## Begin Text shown

Wait, that makes me sound like a Klepto. Not that I am insulting Kleptomaniacs. Take no offense. I am simply stating a fact. I know there’s a difference between joking about something you are (like in my case crazy, weird, bananas) and a group of people to which you do not belong.
I love Horror, and I use that as a kind of general statement to explain everything
. Along with being born a Blonde. No offense to the folks who are still blonde. I used to be, and I think it is a humorous stereotype, not a demeaning one. We know better, right? And that’s what counts.
~ the Poester (it’s a word . . . now!)
1. imperfect
(First published online on July 31, 2011)
Let me state unequivocally that if you were hoping to read something perfect, sorry, not gonna happen. I write to my own beat, an irregular rhythm that doesn’t follow rules, it simply flows and pulses and is. That doesn’t excuse accidental mistakes of spelling, punctuation or grammar. But my perception of those things may differ from yours too and besides that, nothing is perfect. Ever. So the sooner you accept it, the sooner you can stop expecting it and being disappointed by life and the people in yours. Whether friends, relatives, significant others, neighbors (oh yeah, neighbors are prone to not being perfect). Pets, celebrities, heroes, politicians (politicians will say what you want to hear, and paint a rosy picture of a perfect world, so of course they will let you down — but those who achieve something notable are the ones to remember).
Personally, I demand imperfection! It saves me a lot of time and trouble. Trying to be perfect in an imperfect world is like swimming against a tsunami. You really shouldn’t try that!
Give in to the slightly off. See the beauty in the asymmetric and quirky elements around us. If everything looked the same and unextraordinary, think how dull the world would be. There must be madness, must be corruption, must be treason, must be canyons, must be volcanoes, must be bad weather, and must be monsters.
No matter how perfect a person may seem, there will always be tiny (or glaring) defects and wrinkles that bring to light the fact he or she is merely human. Not that I’m saying we shouldn’t strive to be as close to perfect as possible, to improve ourselves and seek to do better when we fail or falter. I’m just saying that we shouldn’t sweat small stuff or refuse to inflexibly forgive. Sometimes to forgive is to love and we shouldn’t blame others for our own flaws or lack of understanding, for the inability to listen or give compassion. We shouldn’t consider mistakes unforgivable without considering first the heart and mind, along with the circumstances and prevailing winds that drove this individual to commit an error of whatever proportions. Within reason, we should do our best to not give up on someone we love.

## End Text shown

Required work
1: Copy out the passage of the essay on imperfection from "Give in to the" to "must be monsters.".
2: In the essay on imperfection, what is trying to be perfect in an imperfect world likened to?

## Begin Information provided

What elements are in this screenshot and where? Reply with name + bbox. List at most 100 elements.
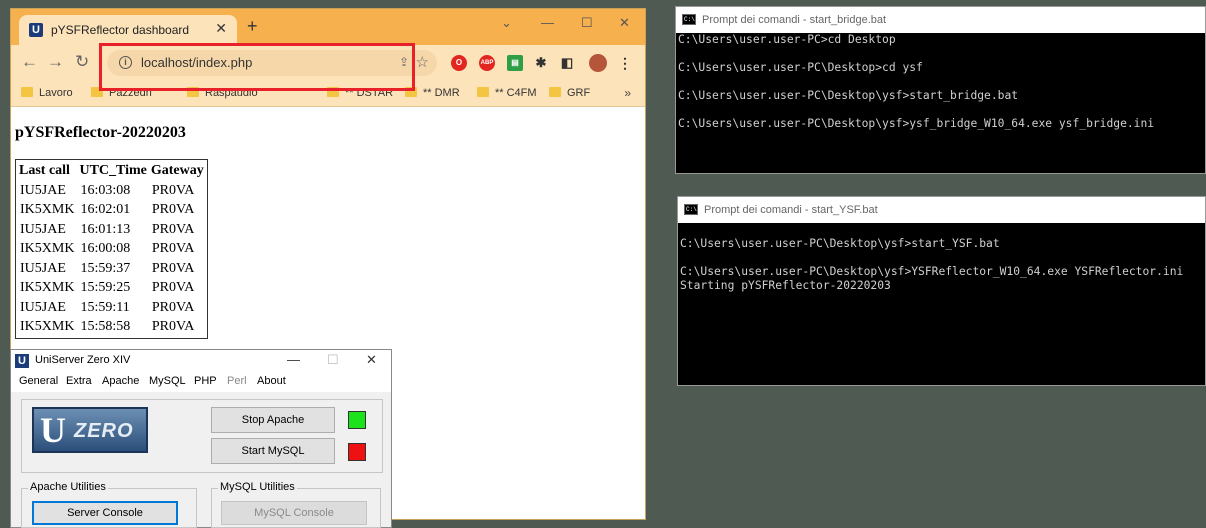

## End Information provided

Results for each task
1:
Give in to the slightly off. See the beauty in the asymmetric and quirky elements around us. If everything looked the same and unextraordinary, think how dull the world would be. There must be madness, must be corruption, must be treason, must be canyons, must be volcanoes, must be bad weather, and must be monsters.

2: Swimming against a tsunami.